Extracted data:
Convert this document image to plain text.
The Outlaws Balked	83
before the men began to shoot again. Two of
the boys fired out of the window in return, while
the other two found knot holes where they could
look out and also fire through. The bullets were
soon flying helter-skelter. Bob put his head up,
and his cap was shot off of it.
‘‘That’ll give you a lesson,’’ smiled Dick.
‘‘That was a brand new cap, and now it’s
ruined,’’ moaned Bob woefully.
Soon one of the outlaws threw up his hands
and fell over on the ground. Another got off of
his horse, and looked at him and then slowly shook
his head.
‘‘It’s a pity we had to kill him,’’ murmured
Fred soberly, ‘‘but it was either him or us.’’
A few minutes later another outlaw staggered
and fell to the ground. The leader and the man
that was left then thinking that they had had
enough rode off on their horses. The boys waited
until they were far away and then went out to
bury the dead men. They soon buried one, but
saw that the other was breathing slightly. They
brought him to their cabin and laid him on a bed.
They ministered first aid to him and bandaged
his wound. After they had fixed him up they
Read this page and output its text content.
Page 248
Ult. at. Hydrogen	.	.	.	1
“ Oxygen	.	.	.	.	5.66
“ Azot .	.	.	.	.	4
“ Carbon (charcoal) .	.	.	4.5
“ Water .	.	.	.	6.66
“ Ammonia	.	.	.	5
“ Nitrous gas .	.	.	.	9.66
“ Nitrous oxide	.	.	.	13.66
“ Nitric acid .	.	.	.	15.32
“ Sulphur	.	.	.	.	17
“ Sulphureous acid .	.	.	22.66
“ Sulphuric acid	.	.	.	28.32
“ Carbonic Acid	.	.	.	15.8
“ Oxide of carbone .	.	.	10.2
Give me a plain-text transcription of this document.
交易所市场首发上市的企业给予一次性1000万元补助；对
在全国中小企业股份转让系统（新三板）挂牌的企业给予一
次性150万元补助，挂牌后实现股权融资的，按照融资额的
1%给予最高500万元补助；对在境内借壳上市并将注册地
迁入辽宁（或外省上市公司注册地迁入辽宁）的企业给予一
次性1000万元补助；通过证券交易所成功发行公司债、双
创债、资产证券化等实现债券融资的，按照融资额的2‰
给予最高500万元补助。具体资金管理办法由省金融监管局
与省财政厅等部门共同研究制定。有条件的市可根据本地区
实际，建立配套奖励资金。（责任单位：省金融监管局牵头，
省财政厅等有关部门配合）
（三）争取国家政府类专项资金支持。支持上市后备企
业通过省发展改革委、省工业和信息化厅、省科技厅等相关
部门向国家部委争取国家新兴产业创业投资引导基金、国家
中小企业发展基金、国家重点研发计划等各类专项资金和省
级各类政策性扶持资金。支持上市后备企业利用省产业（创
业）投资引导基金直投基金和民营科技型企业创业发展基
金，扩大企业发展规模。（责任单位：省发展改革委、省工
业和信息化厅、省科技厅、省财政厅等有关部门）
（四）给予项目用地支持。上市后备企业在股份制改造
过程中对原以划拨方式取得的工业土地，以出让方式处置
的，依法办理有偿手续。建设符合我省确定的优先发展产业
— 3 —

What this task involves:
Return all the data exactly as given.

Reply:
Convert this document image to plain text.
The Outlaws Balked	83
before the men began to shoot again. Two of
the boys fired out of the window in return, while
the other two found knot holes where they could
look out and also fire through. The bullets were
soon flying helter-skelter. Bob put his head up,
and his cap was shot off of it.
‘‘That’ll give you a lesson,’’ smiled Dick.
‘‘That was a brand new cap, and now it’s
ruined,’’ moaned Bob woefully.
Soon one of the outlaws threw up his hands
and fell over on the ground. Another got off of
his horse, and looked at him and then slowly shook
his head.
‘‘It’s a pity we had to kill him,’’ murmured
Fred soberly, ‘‘but it was either him or us.’’
A few minutes later another outlaw staggered
and fell to the ground. The leader and the man
that was left then thinking that they had had
enough rode off on their horses. The boys waited
until they were far away and then went out to
bury the dead men. They soon buried one, but
saw that the other was breathing slightly. They
brought him to their cabin and laid him on a bed.
They ministered first aid to him and bandaged
his wound. After they had fixed him up they
Read this page and output its text content.
Page 248
Ult. at. Hydrogen	.	.	.	1
“ Oxygen	.	.	.	.	5.66
“ Azot .	.	.	.	.	4
“ Carbon (charcoal) .	.	.	4.5
“ Water .	.	.	.	6.66
“ Ammonia	.	.	.	5
“ Nitrous gas .	.	.	.	9.66
“ Nitrous oxide	.	.	.	13.66
“ Nitric acid .	.	.	.	15.32
“ Sulphur	.	.	.	.	17
“ Sulphureous acid .	.	.	22.66
“ Sulphuric acid	.	.	.	28.32
“ Carbonic Acid	.	.	.	15.8
“ Oxide of carbone .	.	.	10.2
Give me a plain-text transcription of this document.
交易所市场首发上市的企业给予一次性1000万元补助；对
在全国中小企业股份转让系统（新三板）挂牌的企业给予一
次性150万元补助，挂牌后实现股权融资的，按照融资额的
1%给予最高500万元补助；对在境内借壳上市并将注册地
迁入辽宁（或外省上市公司注册地迁入辽宁）的企业给予一
次性1000万元补助；通过证券交易所成功发行公司债、双
创债、资产证券化等实现债券融资的，按照融资额的2‰
给予最高500万元补助。具体资金管理办法由省金融监管局
与省财政厅等部门共同研究制定。有条件的市可根据本地区
实际，建立配套奖励资金。（责任单位：省金融监管局牵头，
省财政厅等有关部门配合）
（三）争取国家政府类专项资金支持。支持上市后备企
业通过省发展改革委、省工业和信息化厅、省科技厅等相关
部门向国家部委争取国家新兴产业创业投资引导基金、国家
中小企业发展基金、国家重点研发计划等各类专项资金和省
级各类政策性扶持资金。支持上市后备企业利用省产业（创
业）投资引导基金直投基金和民营科技型企业创业发展基
金，扩大企业发展规模。（责任单位：省发展改革委、省工
业和信息化厅、省科技厅、省财政厅等有关部门）
（四）给予项目用地支持。上市后备企业在股份制改造
过程中对原以划拨方式取得的工业土地，以出让方式处置
的，依法办理有偿手续。建设符合我省确定的优先发展产业
— 3 —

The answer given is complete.